══ DATASET
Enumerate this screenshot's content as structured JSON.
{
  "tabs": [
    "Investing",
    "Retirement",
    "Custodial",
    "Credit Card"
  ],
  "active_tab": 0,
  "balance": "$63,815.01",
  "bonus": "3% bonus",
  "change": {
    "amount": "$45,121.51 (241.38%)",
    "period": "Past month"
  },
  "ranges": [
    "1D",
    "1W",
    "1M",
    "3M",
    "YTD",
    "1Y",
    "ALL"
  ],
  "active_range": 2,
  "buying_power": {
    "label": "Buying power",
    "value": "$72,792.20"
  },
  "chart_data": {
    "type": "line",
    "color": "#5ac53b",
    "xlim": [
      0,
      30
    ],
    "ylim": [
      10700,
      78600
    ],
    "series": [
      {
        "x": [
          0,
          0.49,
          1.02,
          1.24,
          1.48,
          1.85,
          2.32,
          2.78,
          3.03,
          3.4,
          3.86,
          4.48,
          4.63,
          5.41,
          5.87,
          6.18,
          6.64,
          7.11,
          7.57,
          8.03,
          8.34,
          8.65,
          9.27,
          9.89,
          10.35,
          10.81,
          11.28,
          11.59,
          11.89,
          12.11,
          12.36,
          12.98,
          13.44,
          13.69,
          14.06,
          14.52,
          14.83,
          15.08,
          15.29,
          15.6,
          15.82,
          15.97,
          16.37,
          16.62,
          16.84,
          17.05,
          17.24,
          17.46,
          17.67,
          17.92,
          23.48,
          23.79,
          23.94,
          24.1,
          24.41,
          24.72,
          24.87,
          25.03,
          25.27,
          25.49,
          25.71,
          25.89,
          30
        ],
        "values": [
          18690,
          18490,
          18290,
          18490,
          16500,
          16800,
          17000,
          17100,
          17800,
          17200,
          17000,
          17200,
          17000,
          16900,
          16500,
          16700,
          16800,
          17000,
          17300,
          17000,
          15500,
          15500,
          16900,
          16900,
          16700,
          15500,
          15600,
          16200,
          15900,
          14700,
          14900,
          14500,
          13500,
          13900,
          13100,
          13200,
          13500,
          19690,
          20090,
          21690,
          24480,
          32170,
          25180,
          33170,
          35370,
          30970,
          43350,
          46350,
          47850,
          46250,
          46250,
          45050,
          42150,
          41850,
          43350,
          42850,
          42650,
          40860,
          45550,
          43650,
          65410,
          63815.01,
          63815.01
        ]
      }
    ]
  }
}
════
══ DATASET
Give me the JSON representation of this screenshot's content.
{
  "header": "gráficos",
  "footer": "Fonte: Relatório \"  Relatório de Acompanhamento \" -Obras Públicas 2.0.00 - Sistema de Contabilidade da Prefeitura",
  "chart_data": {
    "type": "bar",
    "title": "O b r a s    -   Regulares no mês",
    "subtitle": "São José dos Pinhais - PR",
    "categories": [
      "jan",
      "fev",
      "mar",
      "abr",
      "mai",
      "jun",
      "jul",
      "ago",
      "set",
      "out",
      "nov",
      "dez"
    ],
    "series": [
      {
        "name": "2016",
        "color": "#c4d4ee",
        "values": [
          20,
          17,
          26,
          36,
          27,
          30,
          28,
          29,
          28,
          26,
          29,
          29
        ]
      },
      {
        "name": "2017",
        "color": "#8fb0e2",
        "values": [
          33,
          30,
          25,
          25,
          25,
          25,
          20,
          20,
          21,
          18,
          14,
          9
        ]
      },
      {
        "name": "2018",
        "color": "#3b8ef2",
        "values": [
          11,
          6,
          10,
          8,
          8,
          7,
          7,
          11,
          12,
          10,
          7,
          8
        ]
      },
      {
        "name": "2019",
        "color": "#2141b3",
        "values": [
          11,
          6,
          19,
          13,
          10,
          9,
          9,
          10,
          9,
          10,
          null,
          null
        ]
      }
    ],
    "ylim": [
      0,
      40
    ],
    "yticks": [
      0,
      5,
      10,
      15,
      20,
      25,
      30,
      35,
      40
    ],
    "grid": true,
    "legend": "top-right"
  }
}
════
[WRITTEN TASK]:
Work out how many lines of the listing above include "color". Answer with the number and nothing more.

[SOLVED EXERCISE]:
5